(Records contained in a dataset)
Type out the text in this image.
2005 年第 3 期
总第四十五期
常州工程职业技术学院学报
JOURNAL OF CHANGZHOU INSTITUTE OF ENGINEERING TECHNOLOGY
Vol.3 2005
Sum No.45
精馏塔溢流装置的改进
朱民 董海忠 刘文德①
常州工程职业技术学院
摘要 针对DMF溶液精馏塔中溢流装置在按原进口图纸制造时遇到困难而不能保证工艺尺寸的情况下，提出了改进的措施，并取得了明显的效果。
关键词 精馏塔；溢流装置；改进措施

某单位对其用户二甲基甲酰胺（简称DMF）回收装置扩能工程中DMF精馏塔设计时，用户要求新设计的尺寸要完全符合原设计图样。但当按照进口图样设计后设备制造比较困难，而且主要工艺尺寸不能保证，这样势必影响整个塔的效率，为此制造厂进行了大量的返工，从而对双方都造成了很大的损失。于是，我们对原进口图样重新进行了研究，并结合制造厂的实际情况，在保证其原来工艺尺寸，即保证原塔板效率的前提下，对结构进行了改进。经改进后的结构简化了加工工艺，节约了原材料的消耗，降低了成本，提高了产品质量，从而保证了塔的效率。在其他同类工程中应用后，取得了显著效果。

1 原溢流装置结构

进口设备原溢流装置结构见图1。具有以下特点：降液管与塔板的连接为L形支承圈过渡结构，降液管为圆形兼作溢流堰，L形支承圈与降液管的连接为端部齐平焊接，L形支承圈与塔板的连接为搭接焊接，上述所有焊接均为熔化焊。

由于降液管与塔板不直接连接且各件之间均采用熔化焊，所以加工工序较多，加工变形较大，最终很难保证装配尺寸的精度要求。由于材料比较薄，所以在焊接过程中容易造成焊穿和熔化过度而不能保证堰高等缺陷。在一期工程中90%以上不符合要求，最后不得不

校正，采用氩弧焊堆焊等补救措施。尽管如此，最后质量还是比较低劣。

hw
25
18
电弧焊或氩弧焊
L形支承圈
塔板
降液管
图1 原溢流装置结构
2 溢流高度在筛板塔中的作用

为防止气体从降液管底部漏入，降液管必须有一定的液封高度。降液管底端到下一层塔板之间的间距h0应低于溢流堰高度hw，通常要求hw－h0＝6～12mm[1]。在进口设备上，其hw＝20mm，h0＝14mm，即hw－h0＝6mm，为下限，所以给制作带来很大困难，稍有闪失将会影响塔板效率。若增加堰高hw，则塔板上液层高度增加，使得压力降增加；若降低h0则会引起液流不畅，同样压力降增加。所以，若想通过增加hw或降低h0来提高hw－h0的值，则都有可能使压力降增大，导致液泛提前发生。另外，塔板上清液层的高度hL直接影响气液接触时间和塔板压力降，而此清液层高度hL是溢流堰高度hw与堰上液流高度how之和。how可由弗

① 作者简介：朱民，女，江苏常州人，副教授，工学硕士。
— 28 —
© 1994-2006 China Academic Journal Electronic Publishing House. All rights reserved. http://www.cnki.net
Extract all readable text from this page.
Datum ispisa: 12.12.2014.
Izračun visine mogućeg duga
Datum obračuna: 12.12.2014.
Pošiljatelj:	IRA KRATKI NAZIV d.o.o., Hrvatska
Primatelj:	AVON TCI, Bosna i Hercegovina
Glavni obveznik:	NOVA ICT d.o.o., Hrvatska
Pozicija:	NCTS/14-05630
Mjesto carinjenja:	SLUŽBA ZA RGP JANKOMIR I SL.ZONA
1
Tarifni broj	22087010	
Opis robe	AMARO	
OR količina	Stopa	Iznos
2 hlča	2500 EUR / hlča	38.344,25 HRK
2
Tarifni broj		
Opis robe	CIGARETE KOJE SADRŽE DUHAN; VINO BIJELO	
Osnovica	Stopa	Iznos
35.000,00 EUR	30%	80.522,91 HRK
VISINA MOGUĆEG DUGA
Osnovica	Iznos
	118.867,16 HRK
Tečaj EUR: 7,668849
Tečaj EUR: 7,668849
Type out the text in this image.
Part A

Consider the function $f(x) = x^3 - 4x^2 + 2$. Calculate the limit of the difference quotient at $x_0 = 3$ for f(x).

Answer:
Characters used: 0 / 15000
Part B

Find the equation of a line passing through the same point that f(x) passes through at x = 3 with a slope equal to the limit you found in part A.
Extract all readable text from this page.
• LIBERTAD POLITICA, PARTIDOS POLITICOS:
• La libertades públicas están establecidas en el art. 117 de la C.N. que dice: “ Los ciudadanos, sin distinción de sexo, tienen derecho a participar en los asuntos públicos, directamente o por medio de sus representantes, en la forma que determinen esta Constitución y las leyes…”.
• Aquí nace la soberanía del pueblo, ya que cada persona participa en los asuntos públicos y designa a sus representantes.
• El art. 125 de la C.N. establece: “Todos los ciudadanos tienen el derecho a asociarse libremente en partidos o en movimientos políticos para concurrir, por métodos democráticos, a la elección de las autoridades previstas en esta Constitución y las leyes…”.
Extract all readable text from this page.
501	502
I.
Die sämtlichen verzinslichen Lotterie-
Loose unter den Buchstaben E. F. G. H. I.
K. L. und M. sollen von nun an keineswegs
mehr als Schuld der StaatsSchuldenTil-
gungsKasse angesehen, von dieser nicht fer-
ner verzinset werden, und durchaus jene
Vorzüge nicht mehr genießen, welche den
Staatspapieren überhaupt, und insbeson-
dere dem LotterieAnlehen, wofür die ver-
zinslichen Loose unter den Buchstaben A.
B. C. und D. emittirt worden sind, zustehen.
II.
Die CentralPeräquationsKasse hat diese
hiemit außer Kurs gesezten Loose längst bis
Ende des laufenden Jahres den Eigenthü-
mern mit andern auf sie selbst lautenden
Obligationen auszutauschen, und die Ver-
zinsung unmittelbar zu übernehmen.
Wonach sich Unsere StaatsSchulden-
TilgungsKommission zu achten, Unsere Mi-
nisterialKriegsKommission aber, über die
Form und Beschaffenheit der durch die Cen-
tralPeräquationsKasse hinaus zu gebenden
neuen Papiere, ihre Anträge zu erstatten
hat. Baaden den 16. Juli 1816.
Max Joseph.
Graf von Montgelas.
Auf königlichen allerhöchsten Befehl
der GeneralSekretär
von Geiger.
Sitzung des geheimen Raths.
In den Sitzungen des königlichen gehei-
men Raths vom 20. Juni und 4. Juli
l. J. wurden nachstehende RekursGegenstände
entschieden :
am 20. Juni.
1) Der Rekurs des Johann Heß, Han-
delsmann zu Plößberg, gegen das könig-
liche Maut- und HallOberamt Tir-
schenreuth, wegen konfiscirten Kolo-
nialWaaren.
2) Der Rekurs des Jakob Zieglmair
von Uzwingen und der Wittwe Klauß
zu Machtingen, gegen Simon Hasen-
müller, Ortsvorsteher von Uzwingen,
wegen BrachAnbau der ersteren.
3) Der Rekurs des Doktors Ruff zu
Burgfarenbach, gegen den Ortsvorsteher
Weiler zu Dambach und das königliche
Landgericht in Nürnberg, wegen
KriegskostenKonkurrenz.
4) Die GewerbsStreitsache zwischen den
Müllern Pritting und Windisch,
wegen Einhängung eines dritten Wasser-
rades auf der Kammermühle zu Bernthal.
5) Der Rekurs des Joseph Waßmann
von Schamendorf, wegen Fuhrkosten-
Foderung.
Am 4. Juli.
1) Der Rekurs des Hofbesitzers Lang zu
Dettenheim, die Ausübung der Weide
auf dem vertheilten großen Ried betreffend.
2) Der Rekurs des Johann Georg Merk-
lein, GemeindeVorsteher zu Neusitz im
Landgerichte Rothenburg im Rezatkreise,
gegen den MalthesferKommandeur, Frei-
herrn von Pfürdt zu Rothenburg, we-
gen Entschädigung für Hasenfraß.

● EXERCISE
Filter out all lines lacking the word "Hrvatska" and copy the rest.

● COMPLETE OUTPUT
Pošiljatelj:	IRA KRATKI NAZIV d.o.o., Hrvatska
Glavni obveznik:	NOVA ICT d.o.o., Hrvatska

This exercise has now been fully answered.